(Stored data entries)
========================

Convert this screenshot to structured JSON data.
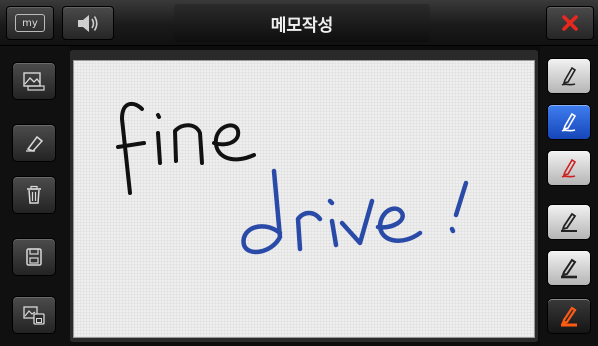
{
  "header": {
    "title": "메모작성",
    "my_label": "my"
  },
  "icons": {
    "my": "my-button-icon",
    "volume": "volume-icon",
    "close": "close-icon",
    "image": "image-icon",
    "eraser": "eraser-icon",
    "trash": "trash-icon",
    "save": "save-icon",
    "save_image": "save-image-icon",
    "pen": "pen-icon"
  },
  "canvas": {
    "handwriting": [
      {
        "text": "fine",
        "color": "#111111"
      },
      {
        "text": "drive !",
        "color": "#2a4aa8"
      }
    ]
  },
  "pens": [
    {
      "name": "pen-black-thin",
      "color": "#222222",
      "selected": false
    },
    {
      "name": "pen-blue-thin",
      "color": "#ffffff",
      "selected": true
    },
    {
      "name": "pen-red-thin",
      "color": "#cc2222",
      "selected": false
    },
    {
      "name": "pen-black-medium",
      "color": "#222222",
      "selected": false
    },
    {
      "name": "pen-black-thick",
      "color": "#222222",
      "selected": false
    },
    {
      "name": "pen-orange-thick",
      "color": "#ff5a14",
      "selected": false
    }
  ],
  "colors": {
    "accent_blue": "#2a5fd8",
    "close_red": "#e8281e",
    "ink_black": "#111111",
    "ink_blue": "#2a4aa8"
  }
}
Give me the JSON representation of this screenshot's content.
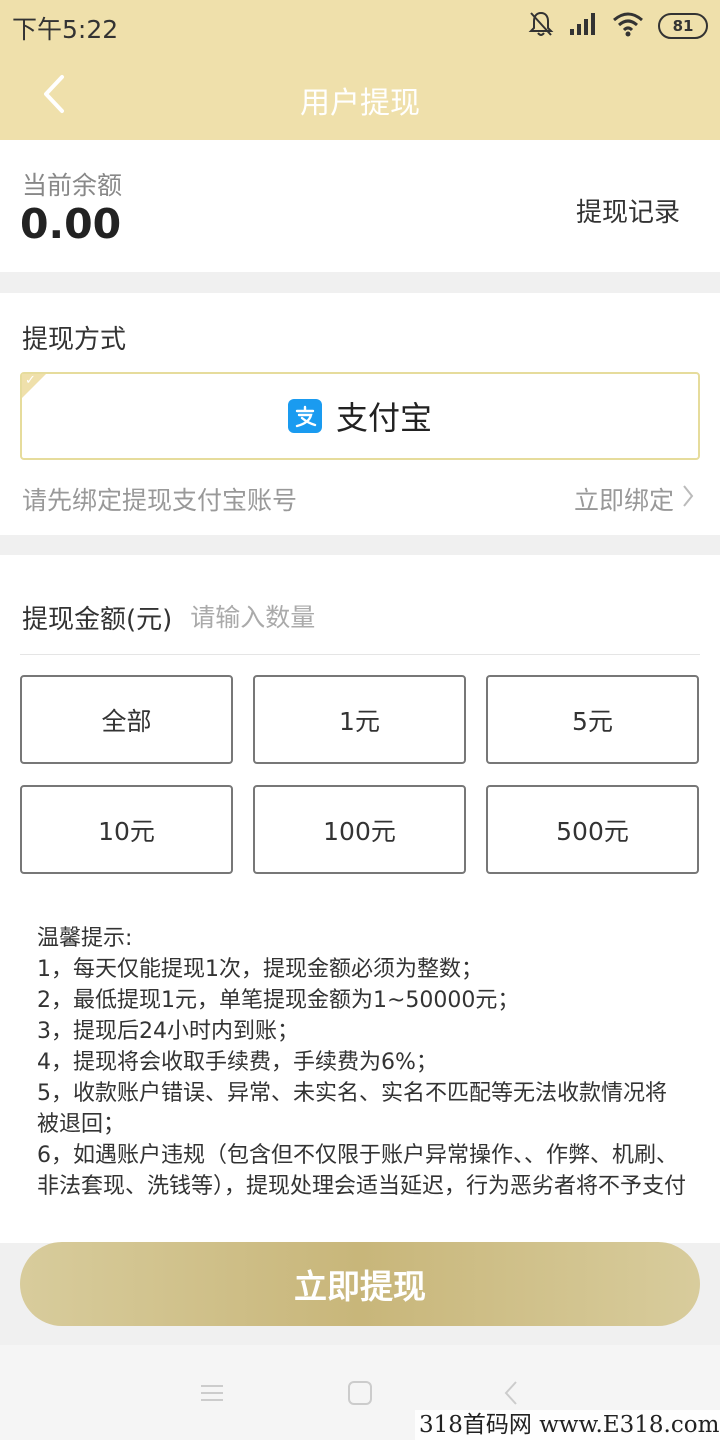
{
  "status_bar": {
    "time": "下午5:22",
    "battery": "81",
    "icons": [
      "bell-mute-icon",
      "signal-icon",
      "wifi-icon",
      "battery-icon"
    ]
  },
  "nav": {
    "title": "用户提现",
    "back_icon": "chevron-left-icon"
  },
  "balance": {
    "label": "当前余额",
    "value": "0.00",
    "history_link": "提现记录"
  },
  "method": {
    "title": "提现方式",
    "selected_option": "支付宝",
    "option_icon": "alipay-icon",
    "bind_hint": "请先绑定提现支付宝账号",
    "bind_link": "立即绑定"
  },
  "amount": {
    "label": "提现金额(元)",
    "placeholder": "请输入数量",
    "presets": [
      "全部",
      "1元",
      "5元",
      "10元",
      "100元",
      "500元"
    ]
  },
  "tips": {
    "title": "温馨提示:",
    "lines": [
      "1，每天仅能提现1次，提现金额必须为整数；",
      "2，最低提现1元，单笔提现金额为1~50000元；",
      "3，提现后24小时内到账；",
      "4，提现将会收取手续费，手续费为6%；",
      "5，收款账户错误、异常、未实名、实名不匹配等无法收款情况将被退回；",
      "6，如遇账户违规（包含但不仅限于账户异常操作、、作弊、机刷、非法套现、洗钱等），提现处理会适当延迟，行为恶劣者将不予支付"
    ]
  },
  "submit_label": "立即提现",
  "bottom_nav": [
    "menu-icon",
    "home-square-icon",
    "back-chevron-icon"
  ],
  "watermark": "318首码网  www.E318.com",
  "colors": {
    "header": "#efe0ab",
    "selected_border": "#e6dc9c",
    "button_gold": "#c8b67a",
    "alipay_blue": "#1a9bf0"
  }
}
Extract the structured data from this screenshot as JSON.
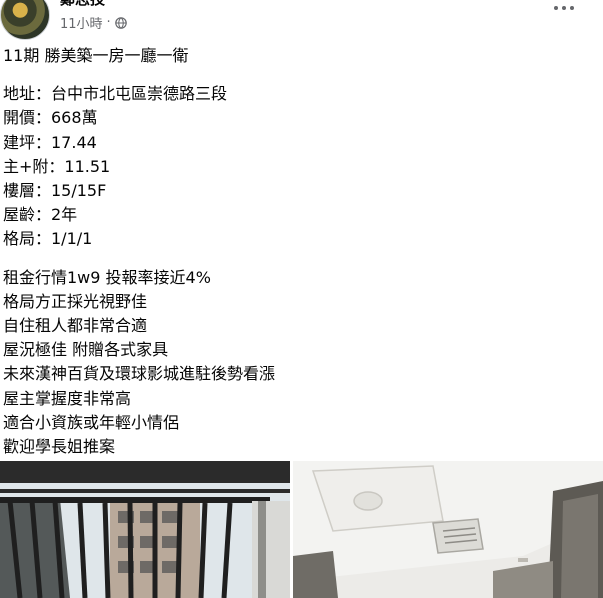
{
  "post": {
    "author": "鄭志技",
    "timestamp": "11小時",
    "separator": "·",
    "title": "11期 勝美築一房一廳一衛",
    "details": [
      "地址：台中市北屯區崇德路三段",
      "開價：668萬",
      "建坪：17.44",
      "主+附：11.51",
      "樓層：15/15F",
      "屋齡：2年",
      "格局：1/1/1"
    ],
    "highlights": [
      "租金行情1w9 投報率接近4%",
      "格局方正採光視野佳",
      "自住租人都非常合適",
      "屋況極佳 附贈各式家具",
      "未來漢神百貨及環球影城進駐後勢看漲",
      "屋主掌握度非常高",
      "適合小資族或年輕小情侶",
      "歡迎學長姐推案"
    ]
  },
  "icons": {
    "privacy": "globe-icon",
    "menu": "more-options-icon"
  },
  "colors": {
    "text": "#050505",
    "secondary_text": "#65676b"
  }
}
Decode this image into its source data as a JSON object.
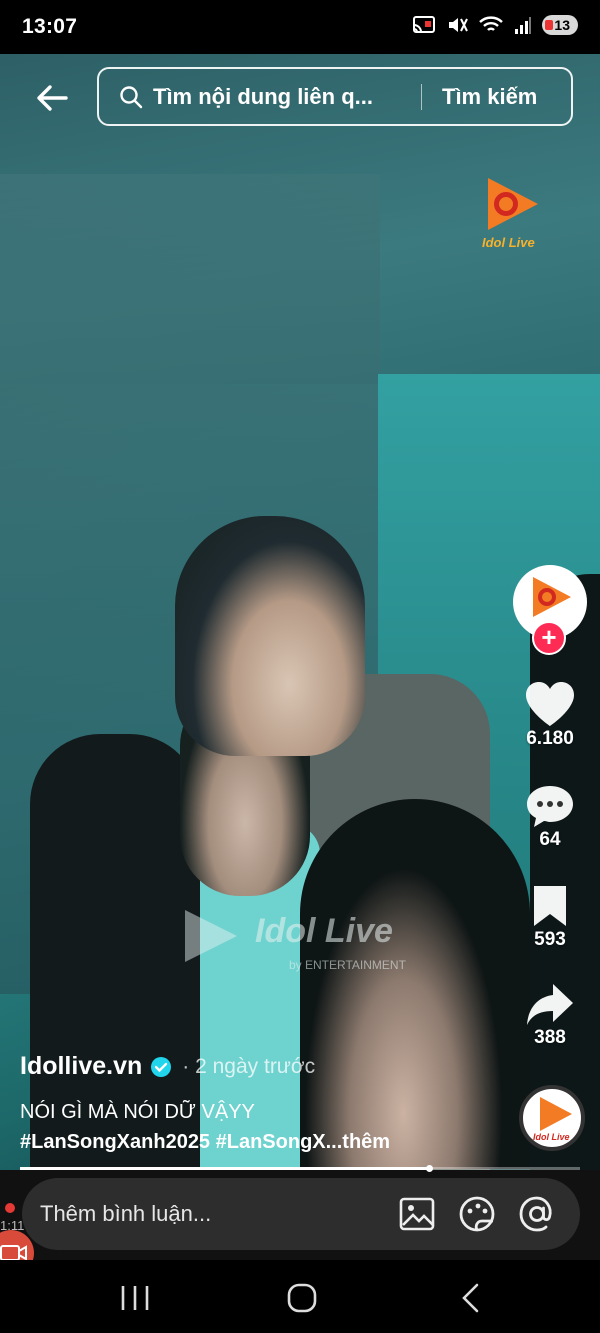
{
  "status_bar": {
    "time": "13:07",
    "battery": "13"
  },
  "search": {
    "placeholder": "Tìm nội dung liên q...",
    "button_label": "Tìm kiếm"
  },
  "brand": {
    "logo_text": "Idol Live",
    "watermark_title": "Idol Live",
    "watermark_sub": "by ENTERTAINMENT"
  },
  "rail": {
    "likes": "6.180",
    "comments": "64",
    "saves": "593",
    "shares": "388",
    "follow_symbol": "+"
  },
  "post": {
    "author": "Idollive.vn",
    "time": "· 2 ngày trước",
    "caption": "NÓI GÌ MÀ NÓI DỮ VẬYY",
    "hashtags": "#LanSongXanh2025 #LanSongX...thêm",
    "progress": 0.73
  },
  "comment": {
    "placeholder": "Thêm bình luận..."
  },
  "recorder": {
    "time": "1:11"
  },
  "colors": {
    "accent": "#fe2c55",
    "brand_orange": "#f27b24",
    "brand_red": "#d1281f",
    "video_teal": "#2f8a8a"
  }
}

========================

--- WHAT IS ASKED ---
Nothing but the pictures may be dropped; output the records above exactly.

--- FINISHED TASK ---
Convert this screenshot to structured JSON data.
{
  "header": {
    "title": "메모작성",
    "my_label": "my"
  },
  "icons": {
    "my": "my-button-icon",
    "volume": "volume-icon",
    "close": "close-icon",
    "image": "image-icon",
    "eraser": "eraser-icon",
    "trash": "trash-icon",
    "save": "save-icon",
    "save_image": "save-image-icon",
    "pen": "pen-icon"
  },
  "canvas": {
    "handwriting": [
      {
        "text": "fine",
        "color": "#111111"
      },
      {
        "text": "drive !",
        "color": "#2a4aa8"
      }
    ]
  },
  "pens": [
    {
      "name": "pen-black-thin",
      "color": "#222222",
      "selected": false
    },
    {
      "name": "pen-blue-thin",
      "color": "#ffffff",
      "selected": true
    },
    {
      "name": "pen-red-thin",
      "color": "#cc2222",
      "selected": false
    },
    {
      "name": "pen-black-medium",
      "color": "#222222",
      "selected": false
    },
    {
      "name": "pen-black-thick",
      "color": "#222222",
      "selected": false
    },
    {
      "name": "pen-orange-thick",
      "color": "#ff5a14",
      "selected": false
    }
  ],
  "colors": {
    "accent_blue": "#2a5fd8",
    "close_red": "#e8281e",
    "ink_black": "#111111",
    "ink_blue": "#2a4aa8"
  }
}
Give me the JSON representation of this screenshot's content.
{
  "status_bar": {
    "time": "下午5:22",
    "battery": "81",
    "icons": [
      "bell-mute-icon",
      "signal-icon",
      "wifi-icon",
      "battery-icon"
    ]
  },
  "nav": {
    "title": "用户提现",
    "back_icon": "chevron-left-icon"
  },
  "balance": {
    "label": "当前余额",
    "value": "0.00",
    "history_link": "提现记录"
  },
  "method": {
    "title": "提现方式",
    "selected_option": "支付宝",
    "option_icon": "alipay-icon",
    "bind_hint": "请先绑定提现支付宝账号",
    "bind_link": "立即绑定"
  },
  "amount": {
    "label": "提现金额(元)",
    "placeholder": "请输入数量",
    "presets": [
      "全部",
      "1元",
      "5元",
      "10元",
      "100元",
      "500元"
    ]
  },
  "tips": {
    "title": "温馨提示:",
    "lines": [
      "1，每天仅能提现1次，提现金额必须为整数；",
      "2，最低提现1元，单笔提现金额为1~50000元；",
      "3，提现后24小时内到账；",
      "4，提现将会收取手续费，手续费为6%；",
      "5，收款账户错误、异常、未实名、实名不匹配等无法收款情况将被退回；",
      "6，如遇账户违规（包含但不仅限于账户异常操作、、作弊、机刷、非法套现、洗钱等），提现处理会适当延迟，行为恶劣者将不予支付"
    ]
  },
  "submit_label": "立即提现",
  "bottom_nav": [
    "menu-icon",
    "home-square-icon",
    "back-chevron-icon"
  ],
  "watermark": "318首码网  www.E318.com",
  "colors": {
    "header": "#efe0ab",
    "selected_border": "#e6dc9c",
    "button_gold": "#c8b67a",
    "alipay_blue": "#1a9bf0"
  }
}
Extract the structured data from this screenshot as JSON.
{
  "post": {
    "author": "鄭志技",
    "timestamp": "11小時",
    "separator": "·",
    "title": "11期 勝美築一房一廳一衛",
    "details": [
      "地址：台中市北屯區崇德路三段",
      "開價：668萬",
      "建坪：17.44",
      "主+附：11.51",
      "樓層：15/15F",
      "屋齡：2年",
      "格局：1/1/1"
    ],
    "highlights": [
      "租金行情1w9 投報率接近4%",
      "格局方正採光視野佳",
      "自住租人都非常合適",
      "屋況極佳 附贈各式家具",
      "未來漢神百貨及環球影城進駐後勢看漲",
      "屋主掌握度非常高",
      "適合小資族或年輕小情侶",
      "歡迎學長姐推案"
    ]
  },
  "icons": {
    "privacy": "globe-icon",
    "menu": "more-options-icon"
  },
  "colors": {
    "text": "#050505",
    "secondary_text": "#65676b"
  }
}
Decode this image into its source data as a JSON object.
{
  "status_bar": {
    "time": "13:07",
    "battery": "13"
  },
  "search": {
    "placeholder": "Tìm nội dung liên q...",
    "button_label": "Tìm kiếm"
  },
  "brand": {
    "logo_text": "Idol Live",
    "watermark_title": "Idol Live",
    "watermark_sub": "by ENTERTAINMENT"
  },
  "rail": {
    "likes": "6.180",
    "comments": "64",
    "saves": "593",
    "shares": "388",
    "follow_symbol": "+"
  },
  "post": {
    "author": "Idollive.vn",
    "time": "· 2 ngày trước",
    "caption": "NÓI GÌ MÀ NÓI DỮ VẬYY",
    "hashtags": "#LanSongXanh2025 #LanSongX...thêm",
    "progress": 0.73
  },
  "comment": {
    "placeholder": "Thêm bình luận..."
  },
  "recorder": {
    "time": "1:11"
  },
  "colors": {
    "accent": "#fe2c55",
    "brand_orange": "#f27b24",
    "brand_red": "#d1281f",
    "video_teal": "#2f8a8a"
  }
}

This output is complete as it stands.